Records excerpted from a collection

==*==

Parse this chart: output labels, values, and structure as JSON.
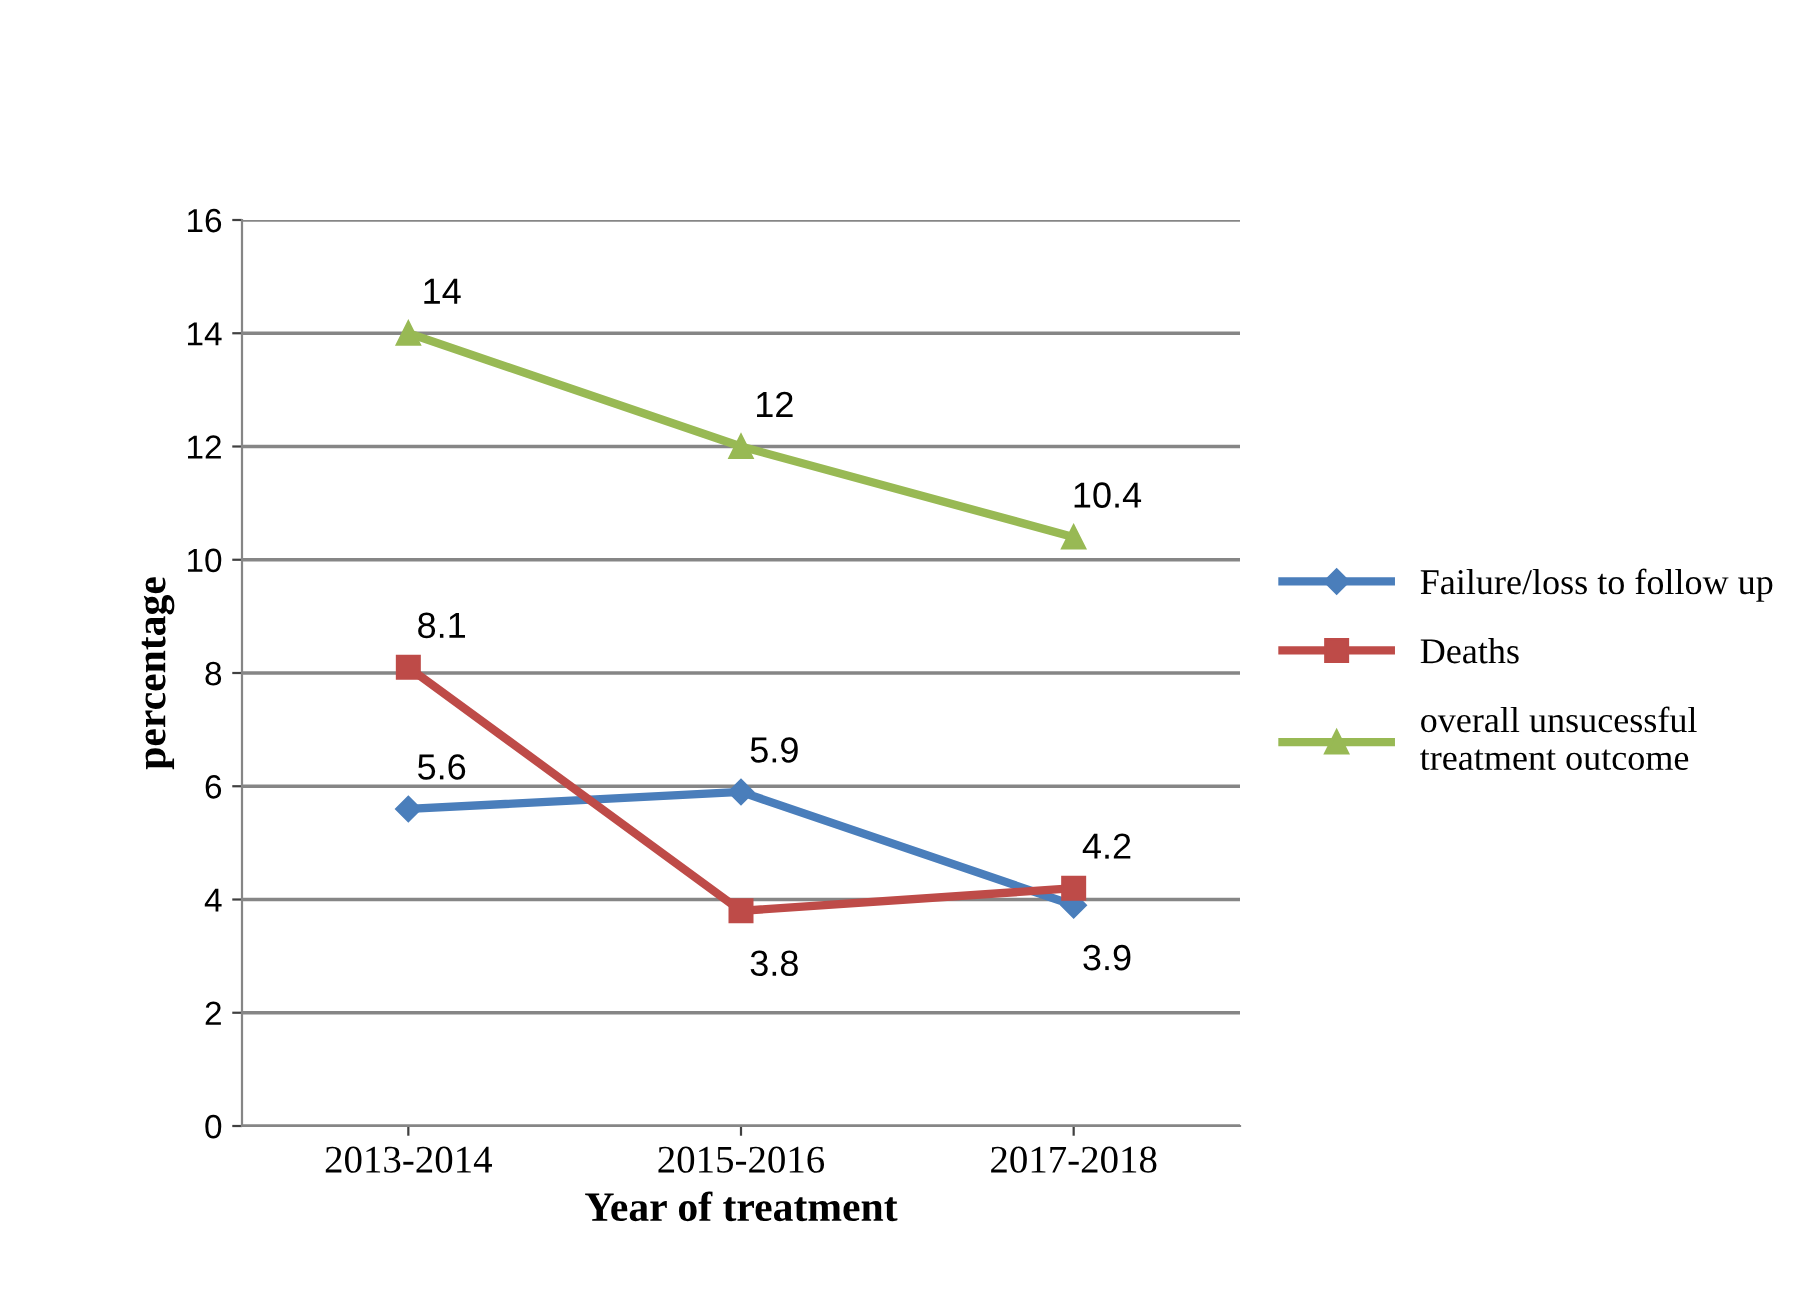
{
  "chart_data": {
    "type": "line",
    "xlabel": "Year of treatment",
    "ylabel": "percentage",
    "categories": [
      "2013-2014",
      "2015-2016",
      "2017-2018"
    ],
    "series": [
      {
        "name": "Failure/loss to follow up",
        "color": "#4a7ebb",
        "values": [
          5.6,
          5.9,
          3.9
        ],
        "marker": "diamond"
      },
      {
        "name": "Deaths",
        "color": "#be4b48",
        "values": [
          8.1,
          3.8,
          4.2
        ],
        "marker": "square"
      },
      {
        "name": "overall unsucessful treatment outcome",
        "color": "#98b954",
        "values": [
          14,
          12,
          10.4
        ],
        "marker": "triangle"
      }
    ],
    "ylim": [
      0,
      16
    ],
    "yticks": [
      0,
      2,
      4,
      6,
      8,
      10,
      12,
      14,
      16
    ],
    "grid": "y",
    "legend": "right",
    "data_labels": true,
    "line_style": "solid"
  }
}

==*==

From the entries above, collect every line with the string "treatment" in it.

    "xlabel": "Year of treatment",
        "name": "overall unsucessful treatment outcome",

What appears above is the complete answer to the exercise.